Short exercise: From the entries below, say how many lines carry the word "login", and give nothing but the number.

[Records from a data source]
····················

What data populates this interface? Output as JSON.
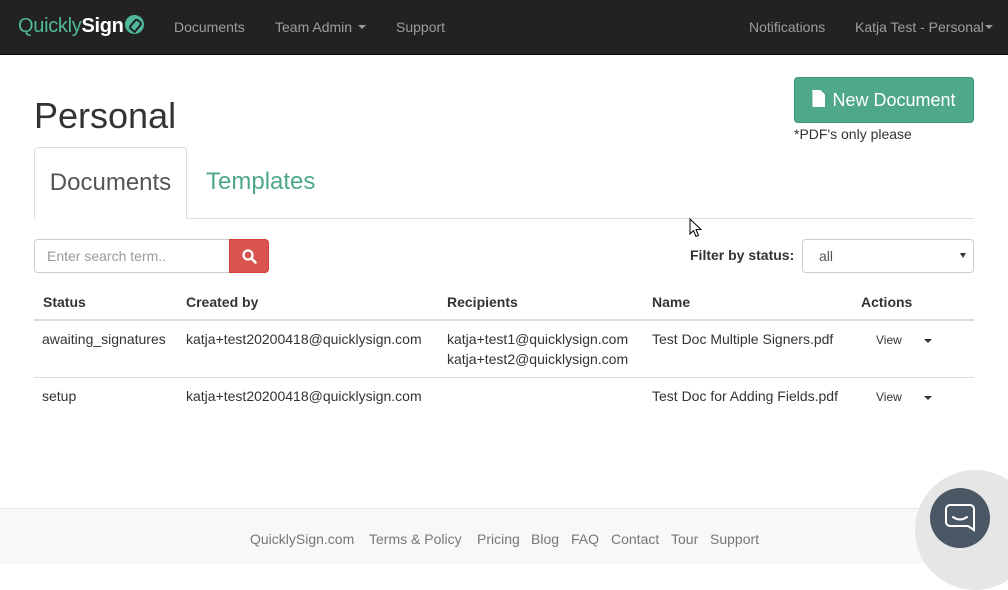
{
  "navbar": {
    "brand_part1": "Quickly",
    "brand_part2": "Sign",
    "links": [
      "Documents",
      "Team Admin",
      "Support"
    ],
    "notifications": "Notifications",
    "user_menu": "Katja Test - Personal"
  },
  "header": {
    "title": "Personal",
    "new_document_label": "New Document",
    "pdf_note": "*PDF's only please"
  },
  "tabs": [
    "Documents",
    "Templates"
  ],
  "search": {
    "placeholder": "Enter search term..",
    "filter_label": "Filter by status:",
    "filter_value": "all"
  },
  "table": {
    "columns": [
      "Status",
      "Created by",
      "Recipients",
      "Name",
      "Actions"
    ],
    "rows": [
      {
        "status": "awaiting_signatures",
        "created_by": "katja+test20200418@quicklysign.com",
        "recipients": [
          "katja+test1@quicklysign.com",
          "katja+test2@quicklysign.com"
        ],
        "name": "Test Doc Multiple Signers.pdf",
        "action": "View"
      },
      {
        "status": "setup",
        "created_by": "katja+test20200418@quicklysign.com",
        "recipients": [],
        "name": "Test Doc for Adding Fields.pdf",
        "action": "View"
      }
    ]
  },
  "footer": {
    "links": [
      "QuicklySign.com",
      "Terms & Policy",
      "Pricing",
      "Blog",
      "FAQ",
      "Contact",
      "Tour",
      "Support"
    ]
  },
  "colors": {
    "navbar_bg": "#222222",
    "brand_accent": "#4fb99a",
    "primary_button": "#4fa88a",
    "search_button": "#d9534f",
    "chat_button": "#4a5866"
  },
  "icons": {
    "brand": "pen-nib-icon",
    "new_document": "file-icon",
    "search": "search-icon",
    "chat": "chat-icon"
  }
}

····················

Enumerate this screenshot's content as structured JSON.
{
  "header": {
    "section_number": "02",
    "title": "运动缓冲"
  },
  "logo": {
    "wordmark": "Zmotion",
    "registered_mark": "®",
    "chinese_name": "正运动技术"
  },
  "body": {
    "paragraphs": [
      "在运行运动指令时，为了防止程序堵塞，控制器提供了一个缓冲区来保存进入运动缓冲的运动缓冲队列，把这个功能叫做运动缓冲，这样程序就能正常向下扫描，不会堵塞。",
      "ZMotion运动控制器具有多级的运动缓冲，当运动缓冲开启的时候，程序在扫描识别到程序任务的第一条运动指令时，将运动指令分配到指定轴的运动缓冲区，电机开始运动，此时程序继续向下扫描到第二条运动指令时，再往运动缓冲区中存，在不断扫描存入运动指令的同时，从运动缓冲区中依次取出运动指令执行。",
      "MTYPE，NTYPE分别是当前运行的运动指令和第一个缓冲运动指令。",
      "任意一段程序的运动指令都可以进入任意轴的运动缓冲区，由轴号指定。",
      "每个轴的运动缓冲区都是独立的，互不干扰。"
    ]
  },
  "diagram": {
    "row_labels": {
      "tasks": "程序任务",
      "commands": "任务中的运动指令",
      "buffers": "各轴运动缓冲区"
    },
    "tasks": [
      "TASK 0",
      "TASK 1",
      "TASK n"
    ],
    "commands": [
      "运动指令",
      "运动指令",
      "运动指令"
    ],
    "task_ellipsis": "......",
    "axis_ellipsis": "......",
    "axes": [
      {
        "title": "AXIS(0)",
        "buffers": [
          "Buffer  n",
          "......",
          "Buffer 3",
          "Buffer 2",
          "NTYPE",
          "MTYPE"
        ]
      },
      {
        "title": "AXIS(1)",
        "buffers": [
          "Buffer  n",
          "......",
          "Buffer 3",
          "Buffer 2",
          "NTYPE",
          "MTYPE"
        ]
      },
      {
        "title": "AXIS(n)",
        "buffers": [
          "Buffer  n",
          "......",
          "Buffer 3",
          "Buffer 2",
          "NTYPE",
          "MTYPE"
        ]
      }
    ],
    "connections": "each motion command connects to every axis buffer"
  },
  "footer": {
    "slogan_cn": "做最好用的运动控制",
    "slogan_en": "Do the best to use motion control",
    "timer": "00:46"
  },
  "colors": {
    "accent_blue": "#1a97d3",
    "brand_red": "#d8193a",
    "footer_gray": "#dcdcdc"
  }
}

····················

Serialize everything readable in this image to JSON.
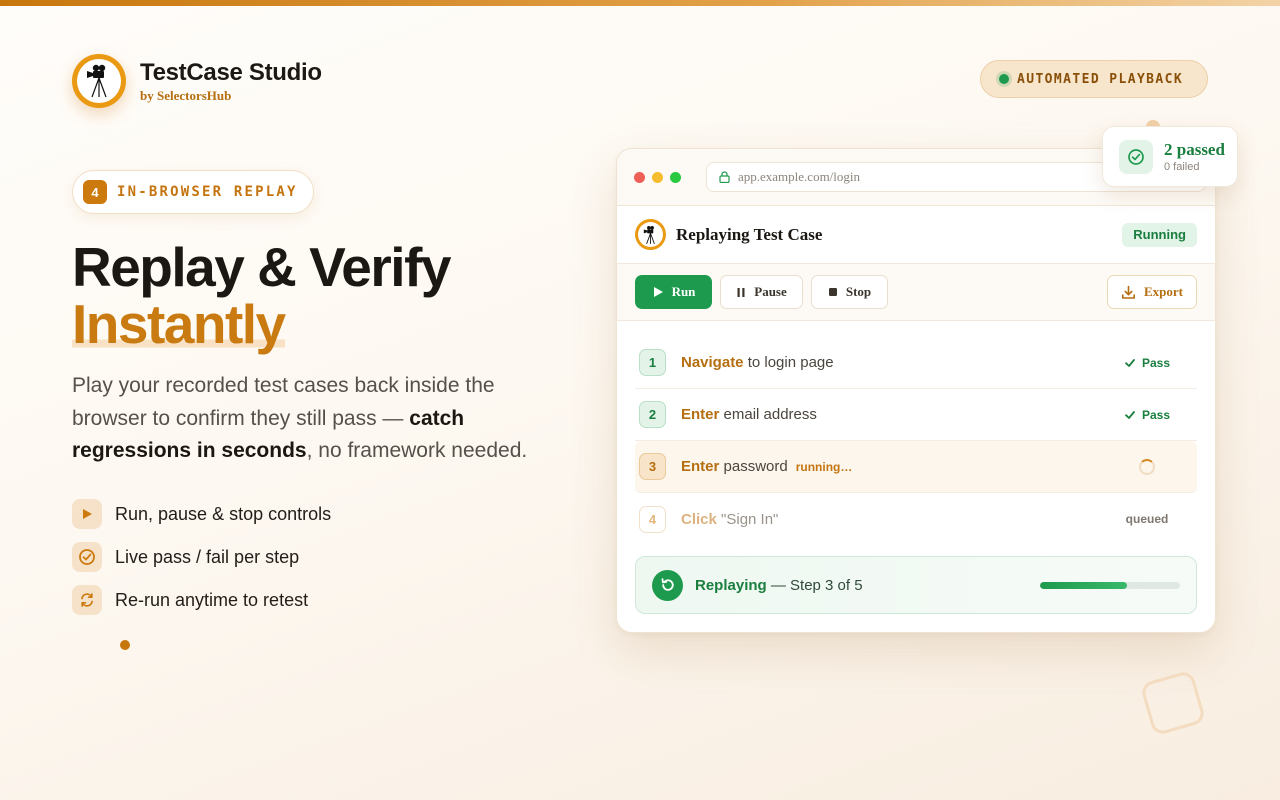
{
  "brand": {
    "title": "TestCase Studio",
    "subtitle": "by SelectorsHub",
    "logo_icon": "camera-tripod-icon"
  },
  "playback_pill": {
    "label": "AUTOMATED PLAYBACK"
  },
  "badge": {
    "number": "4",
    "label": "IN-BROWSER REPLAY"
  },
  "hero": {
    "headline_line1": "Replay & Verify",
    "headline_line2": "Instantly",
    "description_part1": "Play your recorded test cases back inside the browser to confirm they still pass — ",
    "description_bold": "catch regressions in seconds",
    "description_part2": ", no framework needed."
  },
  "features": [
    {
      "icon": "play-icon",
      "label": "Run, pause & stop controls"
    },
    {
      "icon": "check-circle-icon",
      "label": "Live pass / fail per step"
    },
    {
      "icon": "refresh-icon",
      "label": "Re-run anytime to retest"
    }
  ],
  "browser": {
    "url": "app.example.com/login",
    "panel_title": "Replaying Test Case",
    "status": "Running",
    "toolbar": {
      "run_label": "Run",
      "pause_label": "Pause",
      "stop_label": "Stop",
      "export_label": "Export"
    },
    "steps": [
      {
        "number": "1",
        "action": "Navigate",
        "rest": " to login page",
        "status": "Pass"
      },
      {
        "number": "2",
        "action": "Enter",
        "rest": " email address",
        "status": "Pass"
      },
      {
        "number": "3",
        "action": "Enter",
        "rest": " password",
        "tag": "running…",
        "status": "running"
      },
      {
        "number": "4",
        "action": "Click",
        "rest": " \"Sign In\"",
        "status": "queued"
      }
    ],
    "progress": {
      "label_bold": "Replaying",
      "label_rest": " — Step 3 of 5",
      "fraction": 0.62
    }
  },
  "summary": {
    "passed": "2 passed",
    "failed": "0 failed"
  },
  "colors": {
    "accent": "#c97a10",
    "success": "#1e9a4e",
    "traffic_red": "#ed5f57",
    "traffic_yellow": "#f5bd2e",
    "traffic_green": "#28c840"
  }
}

····················

The output: 2